• [GOAL OF THE EXERCISE]:
Transcribe each of the records below exactly, excluding all pictures.
[START INFORMATION SHOWN]
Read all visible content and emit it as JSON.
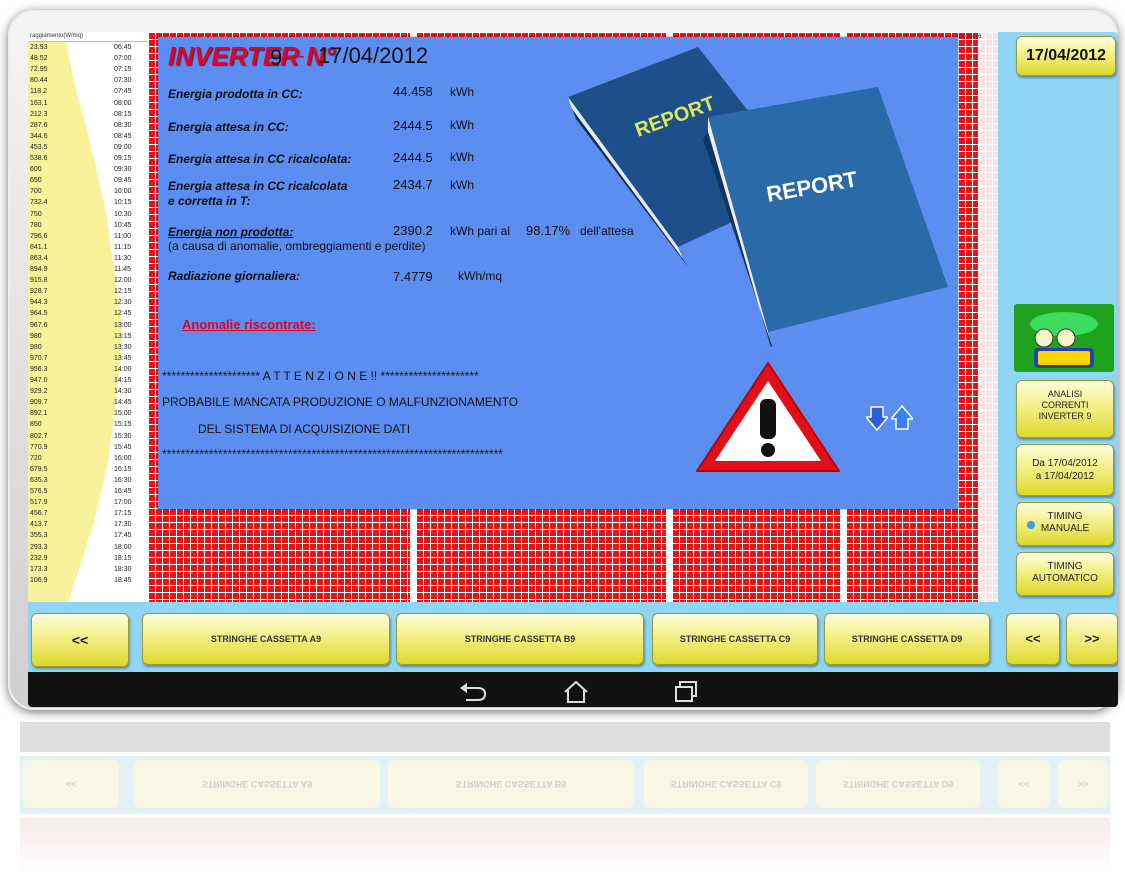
{
  "left_column": {
    "header": "raggiamento(W/mq)",
    "rows": [
      {
        "v": "23.93",
        "t": "06:45"
      },
      {
        "v": "48.52",
        "t": "07:00"
      },
      {
        "v": "72.95",
        "t": "07:15"
      },
      {
        "v": "80.44",
        "t": "07:30"
      },
      {
        "v": "118.2",
        "t": "07:45"
      },
      {
        "v": "163.1",
        "t": "08:00"
      },
      {
        "v": "212.3",
        "t": "08:15"
      },
      {
        "v": "287.6",
        "t": "08:30"
      },
      {
        "v": "344.6",
        "t": "08:45"
      },
      {
        "v": "453.5",
        "t": "09:00"
      },
      {
        "v": "538.6",
        "t": "09:15"
      },
      {
        "v": "600",
        "t": "09:30"
      },
      {
        "v": "650",
        "t": "09:45"
      },
      {
        "v": "700",
        "t": "10:00"
      },
      {
        "v": "732.4",
        "t": "10:15"
      },
      {
        "v": "750",
        "t": "10:30"
      },
      {
        "v": "780",
        "t": "10:45"
      },
      {
        "v": "796.6",
        "t": "11:00"
      },
      {
        "v": "841.1",
        "t": "11:15"
      },
      {
        "v": "863.4",
        "t": "11:30"
      },
      {
        "v": "894.9",
        "t": "11:45"
      },
      {
        "v": "915.8",
        "t": "12:00"
      },
      {
        "v": "928.7",
        "t": "12:15"
      },
      {
        "v": "944.3",
        "t": "12:30"
      },
      {
        "v": "964.5",
        "t": "12:45"
      },
      {
        "v": "967.6",
        "t": "13:00"
      },
      {
        "v": "980",
        "t": "13:15"
      },
      {
        "v": "980",
        "t": "13:30"
      },
      {
        "v": "970.7",
        "t": "13:45"
      },
      {
        "v": "956.3",
        "t": "14:00"
      },
      {
        "v": "947.0",
        "t": "14:15"
      },
      {
        "v": "929.2",
        "t": "14:30"
      },
      {
        "v": "909.7",
        "t": "14:45"
      },
      {
        "v": "892.1",
        "t": "15:00"
      },
      {
        "v": "850",
        "t": "15:15"
      },
      {
        "v": "802.7",
        "t": "15:30"
      },
      {
        "v": "770.9",
        "t": "15:45"
      },
      {
        "v": "720",
        "t": "16:00"
      },
      {
        "v": "679.5",
        "t": "16:15"
      },
      {
        "v": "635.3",
        "t": "16:30"
      },
      {
        "v": "576.5",
        "t": "16:45"
      },
      {
        "v": "517.9",
        "t": "17:00"
      },
      {
        "v": "456.7",
        "t": "17:15"
      },
      {
        "v": "413.7",
        "t": "17:30"
      },
      {
        "v": "355.3",
        "t": "17:45"
      },
      {
        "v": "293.3",
        "t": "18:00"
      },
      {
        "v": "232.9",
        "t": "18:15"
      },
      {
        "v": "173.3",
        "t": "18:30"
      },
      {
        "v": "106.9",
        "t": "18:45"
      }
    ]
  },
  "grid_header_right": "14 15 16",
  "header": {
    "title": "INVERTER N°",
    "number": "9",
    "dash": "-",
    "date": "17/04/2012"
  },
  "stats": {
    "energia_prodotta": {
      "label": "Energia prodotta in CC:",
      "value": "44.458",
      "unit": "kWh"
    },
    "energia_attesa": {
      "label": "Energia attesa in CC:",
      "value": "2444.5",
      "unit": "kWh"
    },
    "energia_ricalcolata": {
      "label": "Energia attesa in CC ricalcolata:",
      "value": "2444.5",
      "unit": "kWh"
    },
    "energia_corretta": {
      "label_line1": "Energia attesa in CC ricalcolata",
      "label_line2": "e corretta in T:",
      "value": "2434.7",
      "unit": "kWh"
    },
    "energia_non_prodotta": {
      "label": "Energia non prodotta:",
      "value": "2390.2",
      "unit": "kWh pari al",
      "pct": "98.17%",
      "suffix": "dell'attesa",
      "note": "(a causa di anomalie, ombreggiamenti e perdite)"
    },
    "radiazione": {
      "label": "Radiazione giornaliera:",
      "value": "7.4779",
      "unit": "kWh/mq"
    }
  },
  "anomalie_label": "Anomalie riscontrate:",
  "messages": {
    "attenzione": "********************* A T T E N Z I O N E !! *********************",
    "line1": "PROBABILE MANCATA PRODUZIONE O MALFUNZIONAMENTO",
    "line2": "DEL SISTEMA DI ACQUISIZIONE DATI",
    "stars": "*************************************************************************"
  },
  "books": {
    "label": "REPORT"
  },
  "right_col": {
    "date": "17/04/2012",
    "report_icon": "report-icon",
    "analisi": [
      "ANALISI",
      "CORRENTI",
      "INVERTER 9"
    ],
    "period": [
      "Da 17/04/2012",
      "a 17/04/2012"
    ],
    "timing_manuale": [
      "TIMING",
      "MANUALE"
    ],
    "timing_automatico": [
      "TIMING",
      "AUTOMATICO"
    ]
  },
  "bottom": {
    "prev_big": "<<",
    "string_buttons": [
      "STRINGHE CASSETTA A9",
      "STRINGHE CASSETTA B9",
      "STRINGHE CASSETTA C9",
      "STRINGHE CASSETTA D9"
    ],
    "prev": "<<",
    "next": ">>"
  },
  "colors": {
    "accent_red": "#e8001c",
    "panel_blue": "#5b8ef0",
    "grid_red": "#e0171a",
    "button_yellow": "#ded92a",
    "background": "#8fd6f4"
  }
}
[END INFORMATION SHOWN]
• [TASK RESULT]:
Read all visible content and emit it as JSON.
{
  "left_column": {
    "header": "raggiamento(W/mq)",
    "rows": [
      {
        "v": "23.93",
        "t": "06:45"
      },
      {
        "v": "48.52",
        "t": "07:00"
      },
      {
        "v": "72.95",
        "t": "07:15"
      },
      {
        "v": "80.44",
        "t": "07:30"
      },
      {
        "v": "118.2",
        "t": "07:45"
      },
      {
        "v": "163.1",
        "t": "08:00"
      },
      {
        "v": "212.3",
        "t": "08:15"
      },
      {
        "v": "287.6",
        "t": "08:30"
      },
      {
        "v": "344.6",
        "t": "08:45"
      },
      {
        "v": "453.5",
        "t": "09:00"
      },
      {
        "v": "538.6",
        "t": "09:15"
      },
      {
        "v": "600",
        "t": "09:30"
      },
      {
        "v": "650",
        "t": "09:45"
      },
      {
        "v": "700",
        "t": "10:00"
      },
      {
        "v": "732.4",
        "t": "10:15"
      },
      {
        "v": "750",
        "t": "10:30"
      },
      {
        "v": "780",
        "t": "10:45"
      },
      {
        "v": "796.6",
        "t": "11:00"
      },
      {
        "v": "841.1",
        "t": "11:15"
      },
      {
        "v": "863.4",
        "t": "11:30"
      },
      {
        "v": "894.9",
        "t": "11:45"
      },
      {
        "v": "915.8",
        "t": "12:00"
      },
      {
        "v": "928.7",
        "t": "12:15"
      },
      {
        "v": "944.3",
        "t": "12:30"
      },
      {
        "v": "964.5",
        "t": "12:45"
      },
      {
        "v": "967.6",
        "t": "13:00"
      },
      {
        "v": "980",
        "t": "13:15"
      },
      {
        "v": "980",
        "t": "13:30"
      },
      {
        "v": "970.7",
        "t": "13:45"
      },
      {
        "v": "956.3",
        "t": "14:00"
      },
      {
        "v": "947.0",
        "t": "14:15"
      },
      {
        "v": "929.2",
        "t": "14:30"
      },
      {
        "v": "909.7",
        "t": "14:45"
      },
      {
        "v": "892.1",
        "t": "15:00"
      },
      {
        "v": "850",
        "t": "15:15"
      },
      {
        "v": "802.7",
        "t": "15:30"
      },
      {
        "v": "770.9",
        "t": "15:45"
      },
      {
        "v": "720",
        "t": "16:00"
      },
      {
        "v": "679.5",
        "t": "16:15"
      },
      {
        "v": "635.3",
        "t": "16:30"
      },
      {
        "v": "576.5",
        "t": "16:45"
      },
      {
        "v": "517.9",
        "t": "17:00"
      },
      {
        "v": "456.7",
        "t": "17:15"
      },
      {
        "v": "413.7",
        "t": "17:30"
      },
      {
        "v": "355.3",
        "t": "17:45"
      },
      {
        "v": "293.3",
        "t": "18:00"
      },
      {
        "v": "232.9",
        "t": "18:15"
      },
      {
        "v": "173.3",
        "t": "18:30"
      },
      {
        "v": "106.9",
        "t": "18:45"
      }
    ]
  },
  "grid_header_right": "14 15 16",
  "header": {
    "title": "INVERTER N°",
    "number": "9",
    "dash": "-",
    "date": "17/04/2012"
  },
  "stats": {
    "energia_prodotta": {
      "label": "Energia prodotta in CC:",
      "value": "44.458",
      "unit": "kWh"
    },
    "energia_attesa": {
      "label": "Energia attesa in CC:",
      "value": "2444.5",
      "unit": "kWh"
    },
    "energia_ricalcolata": {
      "label": "Energia attesa in CC ricalcolata:",
      "value": "2444.5",
      "unit": "kWh"
    },
    "energia_corretta": {
      "label_line1": "Energia attesa in CC ricalcolata",
      "label_line2": "e corretta in T:",
      "value": "2434.7",
      "unit": "kWh"
    },
    "energia_non_prodotta": {
      "label": "Energia non prodotta:",
      "value": "2390.2",
      "unit": "kWh pari al",
      "pct": "98.17%",
      "suffix": "dell'attesa",
      "note": "(a causa di anomalie, ombreggiamenti e perdite)"
    },
    "radiazione": {
      "label": "Radiazione giornaliera:",
      "value": "7.4779",
      "unit": "kWh/mq"
    }
  },
  "anomalie_label": "Anomalie riscontrate:",
  "messages": {
    "attenzione": "********************* A T T E N Z I O N E !! *********************",
    "line1": "PROBABILE MANCATA PRODUZIONE O MALFUNZIONAMENTO",
    "line2": "DEL SISTEMA DI ACQUISIZIONE DATI",
    "stars": "*************************************************************************"
  },
  "books": {
    "label": "REPORT"
  },
  "right_col": {
    "date": "17/04/2012",
    "report_icon": "report-icon",
    "analisi": [
      "ANALISI",
      "CORRENTI",
      "INVERTER 9"
    ],
    "period": [
      "Da 17/04/2012",
      "a 17/04/2012"
    ],
    "timing_manuale": [
      "TIMING",
      "MANUALE"
    ],
    "timing_automatico": [
      "TIMING",
      "AUTOMATICO"
    ]
  },
  "bottom": {
    "prev_big": "<<",
    "string_buttons": [
      "STRINGHE CASSETTA A9",
      "STRINGHE CASSETTA B9",
      "STRINGHE CASSETTA C9",
      "STRINGHE CASSETTA D9"
    ],
    "prev": "<<",
    "next": ">>"
  },
  "colors": {
    "accent_red": "#e8001c",
    "panel_blue": "#5b8ef0",
    "grid_red": "#e0171a",
    "button_yellow": "#ded92a",
    "background": "#8fd6f4"
  }
}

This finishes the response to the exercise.